**Set exercise 1:**
In the text on crafting a pitch, why does it say that someone who already has the business plan sections done in some form should still look at the examples and constructs?
**Set exercise 2:**
Answer these questions from the text on crafting a pitch:
(a) How many sections does it say a modern business plan has?
(b) According to the text, what is a pitch about, if not optics?
(c) Which form of delivery does it call simple?
**Set exercise 3:**
Continue the text on crafting a pitch from the point where it stops.

Crafting your pitch is an art form, and just like any true mastery of the arts, it requires a ton of time and focus.
Your pitch isn’t about a Steve Jobs-esque delivery and Macy’s Day Parade pageantry. It’s not about optics. It’s about doing a phenomenal job of thinking deeply about how your business will operate and then taking all that information and summarizing into as few words as possible.
In this Phase we’re going to go into a bunch of detail about how to craft every element of your pitch, as well as how those elements come together in presentation form such as a pitch deck and a business plan.
We’ll approach this in two big parts:
Here we’re going to get into the nitty gritty of each of the 10 sections of a modern business plan from the problem you solve to the business model to your financial projections. Even if you have this knocked out in some form, it may be worth taking a look at some of the examples and constructs that we use to make sure we deliver a highly polished presentation.
Once we have a sense for what our pitch looks like, we’re going to review all of the different forms of delivery. This will include the simple stuff like our Elevator Pitch, but will then dig into the more complicated and nuanced parts such as the Pitch Deck and Business Plan. We’ll even cover off on what types of business collateral you’ll be expected to show such as your Web site or product demo.

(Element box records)
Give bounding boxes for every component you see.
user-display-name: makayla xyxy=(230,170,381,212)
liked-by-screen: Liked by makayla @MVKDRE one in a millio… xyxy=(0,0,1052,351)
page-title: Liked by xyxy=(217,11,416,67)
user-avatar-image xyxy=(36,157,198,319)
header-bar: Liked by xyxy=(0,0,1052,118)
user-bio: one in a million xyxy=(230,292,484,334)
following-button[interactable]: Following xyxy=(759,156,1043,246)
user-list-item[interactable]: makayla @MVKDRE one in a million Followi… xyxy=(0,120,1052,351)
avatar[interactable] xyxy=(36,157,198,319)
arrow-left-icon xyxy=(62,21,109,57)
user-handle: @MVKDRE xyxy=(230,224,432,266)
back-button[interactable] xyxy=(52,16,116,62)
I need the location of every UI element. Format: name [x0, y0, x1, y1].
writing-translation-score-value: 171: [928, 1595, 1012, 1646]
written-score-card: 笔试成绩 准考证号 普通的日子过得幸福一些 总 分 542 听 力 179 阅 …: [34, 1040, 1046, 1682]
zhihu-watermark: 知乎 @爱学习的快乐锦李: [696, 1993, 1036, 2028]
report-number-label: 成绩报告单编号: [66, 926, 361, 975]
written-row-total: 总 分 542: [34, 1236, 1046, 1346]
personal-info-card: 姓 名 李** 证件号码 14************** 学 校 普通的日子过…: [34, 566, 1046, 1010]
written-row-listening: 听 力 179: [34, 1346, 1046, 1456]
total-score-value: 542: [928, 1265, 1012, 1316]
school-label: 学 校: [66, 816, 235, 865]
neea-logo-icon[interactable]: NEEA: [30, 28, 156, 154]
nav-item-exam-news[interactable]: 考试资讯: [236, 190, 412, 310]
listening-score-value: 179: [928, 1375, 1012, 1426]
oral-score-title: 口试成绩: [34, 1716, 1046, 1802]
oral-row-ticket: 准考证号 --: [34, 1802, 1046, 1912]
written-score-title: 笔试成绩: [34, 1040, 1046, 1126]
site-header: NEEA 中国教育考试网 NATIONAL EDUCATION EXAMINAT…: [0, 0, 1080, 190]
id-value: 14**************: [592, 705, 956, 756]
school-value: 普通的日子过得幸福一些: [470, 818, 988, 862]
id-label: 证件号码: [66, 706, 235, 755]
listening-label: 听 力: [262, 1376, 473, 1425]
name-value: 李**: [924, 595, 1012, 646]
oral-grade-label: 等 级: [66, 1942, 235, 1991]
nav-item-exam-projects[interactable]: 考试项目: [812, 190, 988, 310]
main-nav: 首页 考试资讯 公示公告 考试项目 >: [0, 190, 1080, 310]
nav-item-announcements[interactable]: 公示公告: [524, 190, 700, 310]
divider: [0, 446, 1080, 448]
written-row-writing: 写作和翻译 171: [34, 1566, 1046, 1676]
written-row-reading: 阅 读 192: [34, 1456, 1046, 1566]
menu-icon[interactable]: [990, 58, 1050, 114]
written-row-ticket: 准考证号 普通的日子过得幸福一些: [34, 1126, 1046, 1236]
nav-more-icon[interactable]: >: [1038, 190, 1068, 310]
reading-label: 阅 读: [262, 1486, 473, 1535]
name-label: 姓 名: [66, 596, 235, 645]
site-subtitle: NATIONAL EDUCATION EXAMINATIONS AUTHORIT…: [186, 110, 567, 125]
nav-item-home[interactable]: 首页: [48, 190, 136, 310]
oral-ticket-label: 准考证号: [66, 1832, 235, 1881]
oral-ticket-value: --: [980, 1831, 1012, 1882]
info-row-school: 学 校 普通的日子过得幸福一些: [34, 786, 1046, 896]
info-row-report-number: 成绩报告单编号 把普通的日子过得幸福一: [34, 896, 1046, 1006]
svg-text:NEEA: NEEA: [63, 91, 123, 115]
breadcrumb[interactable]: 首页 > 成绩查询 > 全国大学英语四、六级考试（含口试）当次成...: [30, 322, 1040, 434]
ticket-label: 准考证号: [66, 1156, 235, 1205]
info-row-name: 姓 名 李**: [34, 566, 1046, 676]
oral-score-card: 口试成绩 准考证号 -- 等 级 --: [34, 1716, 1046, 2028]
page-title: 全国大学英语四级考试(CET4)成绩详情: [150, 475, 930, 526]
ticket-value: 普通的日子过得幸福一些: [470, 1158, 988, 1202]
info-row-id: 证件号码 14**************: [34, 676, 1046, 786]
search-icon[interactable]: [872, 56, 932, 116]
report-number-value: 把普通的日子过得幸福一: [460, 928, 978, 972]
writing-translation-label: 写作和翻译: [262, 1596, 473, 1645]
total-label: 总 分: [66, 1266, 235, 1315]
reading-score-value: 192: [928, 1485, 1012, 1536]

**Exercise answer 1:**
The examples and constructs are what the text uses to make sure the result is a highly polished presentation. That is why they may be worth a look even if the sections are already written in some form.

**Exercise answer 2:**
(a) A modern business plan has 10 sections.
(b) It is about thinking deeply about how your business will operate and then summarizing all that information into as few words as possible.
(c) The Elevator Pitch.

**Exercise answer 3:**
There’s no version where you knock all of this out in a week. A startup can work on their pitch documents for months, although that doesn’t mean you have to wait months to begin fundraising. Even while you’re in the process of pitching investors you’ll be constantly updating your docs as you get real world feedback from investors.
Our goal in this section is to give you portions of the business plan to work on so that you can start the process of refining your approach.
There’s two ways to think about your pitch – the short version and the long version.
The short version is a very well crafted, bite-sized description of the problem you solve, why your solution is amazing, and perhaps how big the market for that opportunity would be. It’s also called your “elevator pitch”.
The long version is all the details that back up your grandiose claims. That comes in a few form factors such as a business plan, a pitch deck and an executive summary. We cover those elements in “Part 2: Key Pitch Assets”.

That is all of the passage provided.